The task:
Copy out the items exactly as they appear, from the line containing "x-tick-label: 23:00:00 [657, 544, 729, 563]" through the line containing "y-tick-label: 0.2 [67, 434, 92, 453]", including both of those lines.

Working data:
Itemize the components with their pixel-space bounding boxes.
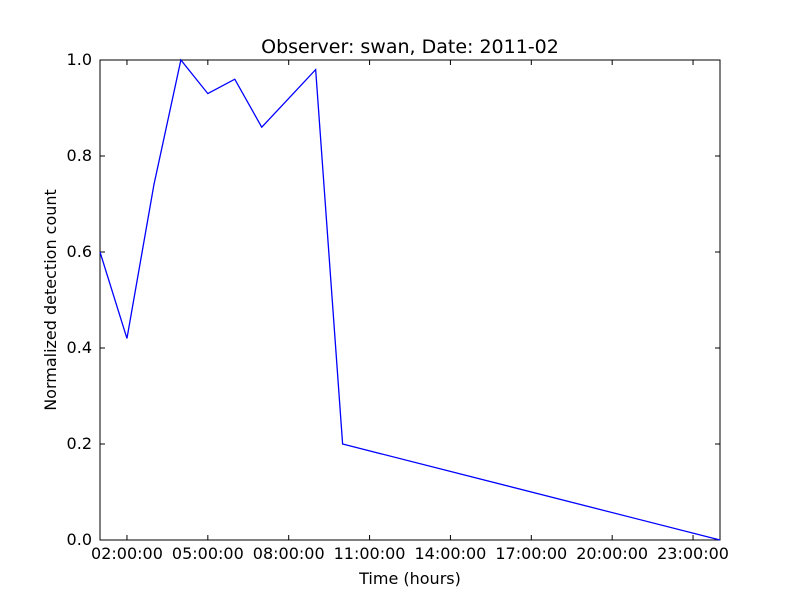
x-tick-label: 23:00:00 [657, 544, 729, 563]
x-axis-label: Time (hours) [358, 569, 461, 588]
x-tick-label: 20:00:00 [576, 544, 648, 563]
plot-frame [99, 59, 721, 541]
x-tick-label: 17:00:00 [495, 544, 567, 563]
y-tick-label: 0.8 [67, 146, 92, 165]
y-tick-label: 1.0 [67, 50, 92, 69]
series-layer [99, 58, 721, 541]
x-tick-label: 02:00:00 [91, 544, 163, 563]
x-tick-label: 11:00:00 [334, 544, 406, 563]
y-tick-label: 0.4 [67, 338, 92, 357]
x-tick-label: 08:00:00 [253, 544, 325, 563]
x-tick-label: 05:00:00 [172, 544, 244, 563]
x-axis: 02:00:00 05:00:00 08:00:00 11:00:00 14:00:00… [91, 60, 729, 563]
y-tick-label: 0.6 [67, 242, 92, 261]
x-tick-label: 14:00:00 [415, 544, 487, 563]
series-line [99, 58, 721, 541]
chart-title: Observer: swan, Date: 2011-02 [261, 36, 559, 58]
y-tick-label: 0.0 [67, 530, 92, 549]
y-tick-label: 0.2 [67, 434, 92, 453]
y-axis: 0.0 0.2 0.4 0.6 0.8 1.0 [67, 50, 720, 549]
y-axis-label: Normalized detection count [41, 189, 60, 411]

Task output:
x-tick-label: 23:00:00 [657, 544, 729, 563]
x-axis-label: Time (hours) [358, 569, 461, 588]
x-tick-label: 20:00:00 [576, 544, 648, 563]
plot-frame [99, 59, 721, 541]
x-tick-label: 17:00:00 [495, 544, 567, 563]
y-tick-label: 0.8 [67, 146, 92, 165]
y-tick-label: 1.0 [67, 50, 92, 69]
series-layer [99, 58, 721, 541]
x-tick-label: 02:00:00 [91, 544, 163, 563]
x-tick-label: 11:00:00 [334, 544, 406, 563]
y-tick-label: 0.4 [67, 338, 92, 357]
x-tick-label: 08:00:00 [253, 544, 325, 563]
x-tick-label: 05:00:00 [172, 544, 244, 563]
x-axis: 02:00:00 05:00:00 08:00:00 11:00:00 14:00:00… [91, 60, 729, 563]
y-tick-label: 0.6 [67, 242, 92, 261]
x-tick-label: 14:00:00 [415, 544, 487, 563]
series-line [99, 58, 721, 541]
chart-title: Observer: swan, Date: 2011-02 [261, 36, 559, 58]
y-tick-label: 0.0 [67, 530, 92, 549]
y-tick-label: 0.2 [67, 434, 92, 453]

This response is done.